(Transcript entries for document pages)

• • • • • • •

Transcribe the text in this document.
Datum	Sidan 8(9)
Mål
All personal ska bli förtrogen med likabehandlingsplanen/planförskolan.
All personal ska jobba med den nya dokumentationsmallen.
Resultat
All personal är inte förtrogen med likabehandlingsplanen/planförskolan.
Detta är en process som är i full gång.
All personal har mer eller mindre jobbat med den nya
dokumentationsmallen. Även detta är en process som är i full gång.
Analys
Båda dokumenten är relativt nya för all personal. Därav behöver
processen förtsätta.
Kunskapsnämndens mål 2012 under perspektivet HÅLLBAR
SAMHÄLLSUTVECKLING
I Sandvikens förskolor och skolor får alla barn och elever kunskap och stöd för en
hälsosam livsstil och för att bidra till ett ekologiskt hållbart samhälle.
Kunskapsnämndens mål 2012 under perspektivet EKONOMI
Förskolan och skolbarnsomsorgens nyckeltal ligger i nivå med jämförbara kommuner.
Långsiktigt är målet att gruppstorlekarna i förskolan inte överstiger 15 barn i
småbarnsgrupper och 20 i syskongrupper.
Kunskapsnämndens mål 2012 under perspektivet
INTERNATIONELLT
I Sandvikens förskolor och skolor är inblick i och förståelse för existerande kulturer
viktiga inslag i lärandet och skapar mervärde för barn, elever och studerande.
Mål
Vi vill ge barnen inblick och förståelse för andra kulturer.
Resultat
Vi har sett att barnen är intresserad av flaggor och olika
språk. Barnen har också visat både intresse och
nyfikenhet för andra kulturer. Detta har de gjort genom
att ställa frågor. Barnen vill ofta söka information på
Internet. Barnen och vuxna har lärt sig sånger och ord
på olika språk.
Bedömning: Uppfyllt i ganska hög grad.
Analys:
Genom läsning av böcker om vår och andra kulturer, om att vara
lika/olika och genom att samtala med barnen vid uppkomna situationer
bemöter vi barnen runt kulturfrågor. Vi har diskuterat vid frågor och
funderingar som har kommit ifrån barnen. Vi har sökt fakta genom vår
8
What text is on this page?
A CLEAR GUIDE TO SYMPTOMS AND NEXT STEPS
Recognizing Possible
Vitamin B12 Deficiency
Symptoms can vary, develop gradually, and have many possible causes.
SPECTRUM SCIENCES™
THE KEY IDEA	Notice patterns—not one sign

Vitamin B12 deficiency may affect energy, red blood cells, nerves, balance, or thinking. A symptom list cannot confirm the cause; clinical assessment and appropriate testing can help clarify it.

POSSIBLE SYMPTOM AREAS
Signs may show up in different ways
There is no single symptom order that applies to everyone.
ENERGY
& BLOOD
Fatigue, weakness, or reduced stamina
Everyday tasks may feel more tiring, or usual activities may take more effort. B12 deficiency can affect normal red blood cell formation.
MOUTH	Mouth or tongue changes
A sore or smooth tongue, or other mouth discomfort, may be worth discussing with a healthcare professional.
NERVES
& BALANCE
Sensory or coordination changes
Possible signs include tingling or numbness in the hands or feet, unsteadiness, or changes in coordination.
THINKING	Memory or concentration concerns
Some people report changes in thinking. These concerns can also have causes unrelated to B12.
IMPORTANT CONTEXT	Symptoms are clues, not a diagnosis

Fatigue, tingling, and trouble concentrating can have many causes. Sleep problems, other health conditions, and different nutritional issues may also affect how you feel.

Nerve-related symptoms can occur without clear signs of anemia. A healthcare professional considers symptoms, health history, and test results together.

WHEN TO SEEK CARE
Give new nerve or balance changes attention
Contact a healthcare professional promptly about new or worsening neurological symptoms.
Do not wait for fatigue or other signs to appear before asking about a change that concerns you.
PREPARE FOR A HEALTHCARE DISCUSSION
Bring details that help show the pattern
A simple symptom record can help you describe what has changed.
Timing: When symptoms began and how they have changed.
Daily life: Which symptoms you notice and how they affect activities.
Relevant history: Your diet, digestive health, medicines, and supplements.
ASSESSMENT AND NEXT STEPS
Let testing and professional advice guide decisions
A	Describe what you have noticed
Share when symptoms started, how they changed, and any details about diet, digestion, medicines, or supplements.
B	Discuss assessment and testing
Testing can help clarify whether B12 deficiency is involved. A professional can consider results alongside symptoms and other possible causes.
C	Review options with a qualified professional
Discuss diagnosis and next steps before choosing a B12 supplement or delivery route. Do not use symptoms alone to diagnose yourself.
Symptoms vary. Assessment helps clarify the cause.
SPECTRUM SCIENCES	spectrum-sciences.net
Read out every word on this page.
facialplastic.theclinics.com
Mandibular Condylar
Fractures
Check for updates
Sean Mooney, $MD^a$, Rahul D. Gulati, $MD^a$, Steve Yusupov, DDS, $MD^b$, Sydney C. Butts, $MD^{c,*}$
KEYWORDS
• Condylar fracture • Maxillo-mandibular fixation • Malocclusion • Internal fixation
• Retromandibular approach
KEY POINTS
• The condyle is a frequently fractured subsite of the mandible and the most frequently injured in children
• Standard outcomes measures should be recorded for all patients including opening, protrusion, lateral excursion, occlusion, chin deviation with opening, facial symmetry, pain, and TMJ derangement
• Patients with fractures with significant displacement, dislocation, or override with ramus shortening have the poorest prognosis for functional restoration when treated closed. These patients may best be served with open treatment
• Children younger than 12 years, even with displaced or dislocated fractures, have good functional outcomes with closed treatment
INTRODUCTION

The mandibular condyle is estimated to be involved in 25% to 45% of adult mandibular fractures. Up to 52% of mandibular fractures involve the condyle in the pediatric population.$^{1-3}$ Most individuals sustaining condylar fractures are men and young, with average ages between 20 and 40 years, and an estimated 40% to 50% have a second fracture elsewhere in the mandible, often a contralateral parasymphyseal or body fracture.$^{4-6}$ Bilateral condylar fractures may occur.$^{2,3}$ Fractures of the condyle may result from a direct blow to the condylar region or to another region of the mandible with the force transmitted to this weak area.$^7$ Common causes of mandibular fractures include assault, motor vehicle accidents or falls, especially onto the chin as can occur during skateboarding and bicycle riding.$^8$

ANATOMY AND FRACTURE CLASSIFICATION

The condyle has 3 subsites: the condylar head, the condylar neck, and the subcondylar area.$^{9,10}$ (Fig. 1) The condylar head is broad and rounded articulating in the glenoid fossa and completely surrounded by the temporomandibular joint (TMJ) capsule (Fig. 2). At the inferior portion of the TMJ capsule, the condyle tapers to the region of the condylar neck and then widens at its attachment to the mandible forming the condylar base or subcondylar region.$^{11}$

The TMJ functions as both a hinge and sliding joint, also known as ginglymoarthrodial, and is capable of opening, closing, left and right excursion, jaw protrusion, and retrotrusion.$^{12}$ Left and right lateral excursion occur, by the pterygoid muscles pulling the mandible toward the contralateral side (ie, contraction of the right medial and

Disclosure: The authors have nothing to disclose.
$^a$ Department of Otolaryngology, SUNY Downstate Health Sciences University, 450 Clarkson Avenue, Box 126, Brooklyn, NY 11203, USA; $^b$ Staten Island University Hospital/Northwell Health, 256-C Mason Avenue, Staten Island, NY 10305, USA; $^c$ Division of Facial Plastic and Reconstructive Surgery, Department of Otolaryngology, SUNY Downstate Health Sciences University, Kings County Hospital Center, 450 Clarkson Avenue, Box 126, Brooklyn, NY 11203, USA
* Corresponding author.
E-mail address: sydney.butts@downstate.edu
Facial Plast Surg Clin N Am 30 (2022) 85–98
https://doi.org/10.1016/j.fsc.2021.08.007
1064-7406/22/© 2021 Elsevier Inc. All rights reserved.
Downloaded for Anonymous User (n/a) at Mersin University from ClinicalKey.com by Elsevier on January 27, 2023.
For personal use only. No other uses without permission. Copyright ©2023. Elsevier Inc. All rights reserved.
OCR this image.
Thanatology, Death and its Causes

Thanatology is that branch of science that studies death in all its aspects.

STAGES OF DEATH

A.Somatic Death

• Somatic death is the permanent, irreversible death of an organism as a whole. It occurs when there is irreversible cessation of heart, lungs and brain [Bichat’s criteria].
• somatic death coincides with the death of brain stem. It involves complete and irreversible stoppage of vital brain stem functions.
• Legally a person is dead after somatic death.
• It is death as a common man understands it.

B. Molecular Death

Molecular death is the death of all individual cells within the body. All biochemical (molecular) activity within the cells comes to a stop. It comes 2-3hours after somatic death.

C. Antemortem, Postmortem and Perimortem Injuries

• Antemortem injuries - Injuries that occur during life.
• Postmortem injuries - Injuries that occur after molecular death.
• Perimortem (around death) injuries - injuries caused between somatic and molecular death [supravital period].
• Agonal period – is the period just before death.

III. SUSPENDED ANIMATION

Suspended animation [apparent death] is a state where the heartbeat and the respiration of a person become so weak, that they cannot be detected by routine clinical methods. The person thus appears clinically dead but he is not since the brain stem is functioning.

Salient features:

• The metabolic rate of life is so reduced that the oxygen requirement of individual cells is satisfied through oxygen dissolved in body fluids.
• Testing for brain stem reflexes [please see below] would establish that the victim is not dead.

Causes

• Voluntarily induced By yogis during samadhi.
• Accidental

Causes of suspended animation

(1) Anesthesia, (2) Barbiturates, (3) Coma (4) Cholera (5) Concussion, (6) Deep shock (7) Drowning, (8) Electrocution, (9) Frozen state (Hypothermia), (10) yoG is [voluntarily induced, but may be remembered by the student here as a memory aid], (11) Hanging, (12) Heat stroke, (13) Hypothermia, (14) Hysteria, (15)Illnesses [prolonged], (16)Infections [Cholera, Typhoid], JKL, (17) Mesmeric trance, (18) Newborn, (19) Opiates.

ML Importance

• • • • • • •

◆ **YOUR ASSIGNMENT**
What lines of the data contain the string "body"? List them.

◆ **SOLUTION**
The mandibular condyle is estimated to be involved in 25% to 45% of adult mandibular fractures. Up to 52% of mandibular fractures involve the condyle in the pediatric population.$^{1-3}$ Most individuals sustaining condylar fractures are men and young, with average ages between 20 and 40 years, and an estimated 40% to 50% have a second fracture elsewhere in the mandible, often a contralateral parasymphyseal or body fracture.$^{4-6}$ Bilateral condylar fractures may occur.$^{2,3}$ Fractures of the condyle may result from a direct blow to the condylar region or to another region of the mandible with the force transmitted to this weak area.$^7$ Common causes of mandibular fractures include assault, motor vehicle accidents or falls, especially onto the chin as can occur during skateboarding and bicycle riding.$^8$
Molecular death is the death of all individual cells within the body. All biochemical (molecular) activity within the cells comes to a stop. It comes 2-3hours after somatic death.
• The metabolic rate of life is so reduced that the oxygen requirement of individual cells is satisfied through oxygen dissolved in body fluids.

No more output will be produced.